━━━ The records ━━━

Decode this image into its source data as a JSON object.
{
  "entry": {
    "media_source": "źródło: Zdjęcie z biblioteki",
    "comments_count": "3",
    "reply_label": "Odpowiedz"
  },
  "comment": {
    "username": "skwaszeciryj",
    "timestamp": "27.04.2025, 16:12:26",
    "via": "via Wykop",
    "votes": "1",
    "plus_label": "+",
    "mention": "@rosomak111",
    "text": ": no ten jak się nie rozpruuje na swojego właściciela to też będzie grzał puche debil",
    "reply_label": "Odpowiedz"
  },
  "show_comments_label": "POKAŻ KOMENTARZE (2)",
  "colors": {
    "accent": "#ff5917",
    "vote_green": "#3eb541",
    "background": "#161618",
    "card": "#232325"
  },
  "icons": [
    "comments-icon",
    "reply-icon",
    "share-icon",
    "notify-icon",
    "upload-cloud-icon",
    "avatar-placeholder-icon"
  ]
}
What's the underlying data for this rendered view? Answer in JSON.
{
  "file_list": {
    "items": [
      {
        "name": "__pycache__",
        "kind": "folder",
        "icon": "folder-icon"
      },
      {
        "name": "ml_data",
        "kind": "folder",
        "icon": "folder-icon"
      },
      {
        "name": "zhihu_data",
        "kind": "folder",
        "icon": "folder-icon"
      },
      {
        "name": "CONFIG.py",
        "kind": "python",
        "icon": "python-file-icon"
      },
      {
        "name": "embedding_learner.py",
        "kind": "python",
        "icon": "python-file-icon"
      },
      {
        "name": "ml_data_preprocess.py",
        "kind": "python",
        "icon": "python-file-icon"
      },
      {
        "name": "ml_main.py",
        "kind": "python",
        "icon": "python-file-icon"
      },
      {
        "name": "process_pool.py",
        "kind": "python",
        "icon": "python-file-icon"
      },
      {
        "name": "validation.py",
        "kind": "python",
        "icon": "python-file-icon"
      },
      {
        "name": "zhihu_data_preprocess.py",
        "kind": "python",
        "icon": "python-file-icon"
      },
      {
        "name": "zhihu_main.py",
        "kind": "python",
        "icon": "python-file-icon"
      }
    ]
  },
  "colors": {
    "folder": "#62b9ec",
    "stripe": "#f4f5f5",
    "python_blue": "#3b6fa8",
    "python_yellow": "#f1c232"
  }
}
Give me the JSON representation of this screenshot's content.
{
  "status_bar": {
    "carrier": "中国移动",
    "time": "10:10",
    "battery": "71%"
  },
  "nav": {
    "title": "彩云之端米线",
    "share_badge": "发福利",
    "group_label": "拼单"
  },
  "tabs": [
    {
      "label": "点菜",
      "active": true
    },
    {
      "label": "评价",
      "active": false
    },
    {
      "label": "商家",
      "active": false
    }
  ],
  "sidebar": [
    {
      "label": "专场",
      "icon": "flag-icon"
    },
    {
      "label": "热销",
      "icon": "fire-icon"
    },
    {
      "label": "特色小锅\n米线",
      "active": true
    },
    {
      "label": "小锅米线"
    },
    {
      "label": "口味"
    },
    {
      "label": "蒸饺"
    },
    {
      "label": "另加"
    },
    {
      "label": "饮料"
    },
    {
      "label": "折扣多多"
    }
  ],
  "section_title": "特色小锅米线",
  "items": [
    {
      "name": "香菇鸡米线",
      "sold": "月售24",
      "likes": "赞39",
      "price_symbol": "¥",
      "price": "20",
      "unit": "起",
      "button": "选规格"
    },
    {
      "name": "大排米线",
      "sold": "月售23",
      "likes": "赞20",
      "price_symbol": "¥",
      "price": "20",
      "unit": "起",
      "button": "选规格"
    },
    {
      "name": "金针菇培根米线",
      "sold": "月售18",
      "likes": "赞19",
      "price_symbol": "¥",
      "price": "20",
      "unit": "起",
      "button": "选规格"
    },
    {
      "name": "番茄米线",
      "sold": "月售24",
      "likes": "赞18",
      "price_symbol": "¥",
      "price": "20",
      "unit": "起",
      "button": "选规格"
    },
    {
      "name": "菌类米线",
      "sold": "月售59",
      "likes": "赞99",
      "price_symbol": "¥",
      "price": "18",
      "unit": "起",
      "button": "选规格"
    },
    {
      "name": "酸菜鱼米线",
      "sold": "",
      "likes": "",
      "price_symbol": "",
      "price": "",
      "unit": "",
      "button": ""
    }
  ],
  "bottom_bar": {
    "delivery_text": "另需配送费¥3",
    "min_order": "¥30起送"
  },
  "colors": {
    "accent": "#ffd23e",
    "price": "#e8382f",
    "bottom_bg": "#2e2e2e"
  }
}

━━━

• **Task objective**:
List each line in the listing that contains the string "JSON".

• **Expected output**:
Decode this image into its source data as a JSON object.
What's the underlying data for this rendered view? Answer in JSON.
Give me the JSON representation of this screenshot's content.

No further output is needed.